[Start EXTRACTED INFORMATION]

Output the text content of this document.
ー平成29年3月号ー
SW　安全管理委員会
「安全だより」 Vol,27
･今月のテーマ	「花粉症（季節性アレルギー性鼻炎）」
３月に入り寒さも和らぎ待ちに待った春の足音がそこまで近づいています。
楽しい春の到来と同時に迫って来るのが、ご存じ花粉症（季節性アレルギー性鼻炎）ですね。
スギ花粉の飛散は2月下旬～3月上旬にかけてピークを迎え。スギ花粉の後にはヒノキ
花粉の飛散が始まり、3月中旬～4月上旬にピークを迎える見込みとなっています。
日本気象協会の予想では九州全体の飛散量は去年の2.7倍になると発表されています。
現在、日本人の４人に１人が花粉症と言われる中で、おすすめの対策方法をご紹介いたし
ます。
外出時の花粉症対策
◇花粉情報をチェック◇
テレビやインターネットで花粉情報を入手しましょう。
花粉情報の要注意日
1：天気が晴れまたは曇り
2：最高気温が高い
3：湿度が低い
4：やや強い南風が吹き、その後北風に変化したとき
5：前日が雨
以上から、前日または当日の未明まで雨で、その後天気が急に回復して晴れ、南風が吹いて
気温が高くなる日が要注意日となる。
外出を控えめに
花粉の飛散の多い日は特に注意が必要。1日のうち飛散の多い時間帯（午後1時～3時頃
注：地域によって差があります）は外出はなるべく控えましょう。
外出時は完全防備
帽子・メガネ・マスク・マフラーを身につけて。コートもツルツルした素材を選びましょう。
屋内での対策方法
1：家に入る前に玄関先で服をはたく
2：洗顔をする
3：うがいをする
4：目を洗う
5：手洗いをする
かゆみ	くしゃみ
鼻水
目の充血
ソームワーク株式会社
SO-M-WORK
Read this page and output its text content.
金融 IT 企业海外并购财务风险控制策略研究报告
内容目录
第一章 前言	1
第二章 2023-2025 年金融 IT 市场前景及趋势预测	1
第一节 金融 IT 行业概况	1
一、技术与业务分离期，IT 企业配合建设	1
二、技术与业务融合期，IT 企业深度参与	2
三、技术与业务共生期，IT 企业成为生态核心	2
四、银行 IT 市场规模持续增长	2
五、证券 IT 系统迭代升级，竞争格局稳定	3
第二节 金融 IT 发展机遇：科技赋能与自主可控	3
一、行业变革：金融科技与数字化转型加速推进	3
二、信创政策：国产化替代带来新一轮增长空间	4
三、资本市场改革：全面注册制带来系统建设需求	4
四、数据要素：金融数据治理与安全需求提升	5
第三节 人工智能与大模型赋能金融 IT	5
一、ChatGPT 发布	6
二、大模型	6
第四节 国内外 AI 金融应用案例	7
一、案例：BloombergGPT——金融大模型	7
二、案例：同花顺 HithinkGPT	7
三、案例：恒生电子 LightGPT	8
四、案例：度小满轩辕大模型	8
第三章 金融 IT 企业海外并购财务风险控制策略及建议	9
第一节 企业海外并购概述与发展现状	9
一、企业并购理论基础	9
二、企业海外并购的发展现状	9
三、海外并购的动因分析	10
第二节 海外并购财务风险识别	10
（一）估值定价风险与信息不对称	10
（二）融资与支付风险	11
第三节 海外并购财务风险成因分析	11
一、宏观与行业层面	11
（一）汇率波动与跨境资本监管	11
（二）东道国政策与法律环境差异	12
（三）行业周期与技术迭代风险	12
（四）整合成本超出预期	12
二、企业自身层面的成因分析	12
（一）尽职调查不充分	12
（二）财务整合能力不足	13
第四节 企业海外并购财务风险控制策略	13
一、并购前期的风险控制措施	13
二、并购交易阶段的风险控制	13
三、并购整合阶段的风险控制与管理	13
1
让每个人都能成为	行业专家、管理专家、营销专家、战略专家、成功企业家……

[End EXTRACTED INFORMATION]

EXERCISE:
Output the whole listing above again, word for word.

ANSWER:
Output the text content of this document.
ー平成29年3月号ー
SW　安全管理委員会
「安全だより」 Vol,27
･今月のテーマ	「花粉症（季節性アレルギー性鼻炎）」
３月に入り寒さも和らぎ待ちに待った春の足音がそこまで近づいています。
楽しい春の到来と同時に迫って来るのが、ご存じ花粉症（季節性アレルギー性鼻炎）ですね。
スギ花粉の飛散は2月下旬～3月上旬にかけてピークを迎え。スギ花粉の後にはヒノキ
花粉の飛散が始まり、3月中旬～4月上旬にピークを迎える見込みとなっています。
日本気象協会の予想では九州全体の飛散量は去年の2.7倍になると発表されています。
現在、日本人の４人に１人が花粉症と言われる中で、おすすめの対策方法をご紹介いたし
ます。
外出時の花粉症対策
◇花粉情報をチェック◇
テレビやインターネットで花粉情報を入手しましょう。
花粉情報の要注意日
1：天気が晴れまたは曇り
2：最高気温が高い
3：湿度が低い
4：やや強い南風が吹き、その後北風に変化したとき
5：前日が雨
以上から、前日または当日の未明まで雨で、その後天気が急に回復して晴れ、南風が吹いて
気温が高くなる日が要注意日となる。
外出を控えめに
花粉の飛散の多い日は特に注意が必要。1日のうち飛散の多い時間帯（午後1時～3時頃
注：地域によって差があります）は外出はなるべく控えましょう。
外出時は完全防備
帽子・メガネ・マスク・マフラーを身につけて。コートもツルツルした素材を選びましょう。
屋内での対策方法
1：家に入る前に玄関先で服をはたく
2：洗顔をする
3：うがいをする
4：目を洗う
5：手洗いをする
かゆみ	くしゃみ
鼻水
目の充血
ソームワーク株式会社
SO-M-WORK
Read this page and output its text content.
金融 IT 企业海外并购财务风险控制策略研究报告
内容目录
第一章 前言	1
第二章 2023-2025 年金融 IT 市场前景及趋势预测	1
第一节 金融 IT 行业概况	1
一、技术与业务分离期，IT 企业配合建设	1
二、技术与业务融合期，IT 企业深度参与	2
三、技术与业务共生期，IT 企业成为生态核心	2
四、银行 IT 市场规模持续增长	2
五、证券 IT 系统迭代升级，竞争格局稳定	3
第二节 金融 IT 发展机遇：科技赋能与自主可控	3
一、行业变革：金融科技与数字化转型加速推进	3
二、信创政策：国产化替代带来新一轮增长空间	4
三、资本市场改革：全面注册制带来系统建设需求	4
四、数据要素：金融数据治理与安全需求提升	5
第三节 人工智能与大模型赋能金融 IT	5
一、ChatGPT 发布	6
二、大模型	6
第四节 国内外 AI 金融应用案例	7
一、案例：BloombergGPT——金融大模型	7
二、案例：同花顺 HithinkGPT	7
三、案例：恒生电子 LightGPT	8
四、案例：度小满轩辕大模型	8
第三章 金融 IT 企业海外并购财务风险控制策略及建议	9
第一节 企业海外并购概述与发展现状	9
一、企业并购理论基础	9
二、企业海外并购的发展现状	9
三、海外并购的动因分析	10
第二节 海外并购财务风险识别	10
（一）估值定价风险与信息不对称	10
（二）融资与支付风险	11
第三节 海外并购财务风险成因分析	11
一、宏观与行业层面	11
（一）汇率波动与跨境资本监管	11
（二）东道国政策与法律环境差异	12
（三）行业周期与技术迭代风险	12
（四）整合成本超出预期	12
二、企业自身层面的成因分析	12
（一）尽职调查不充分	12
（二）财务整合能力不足	13
第四节 企业海外并购财务风险控制策略	13
一、并购前期的风险控制措施	13
二、并购交易阶段的风险控制	13
三、并购整合阶段的风险控制与管理	13
1
让每个人都能成为	行业专家、管理专家、营销专家、战略专家、成功企业家……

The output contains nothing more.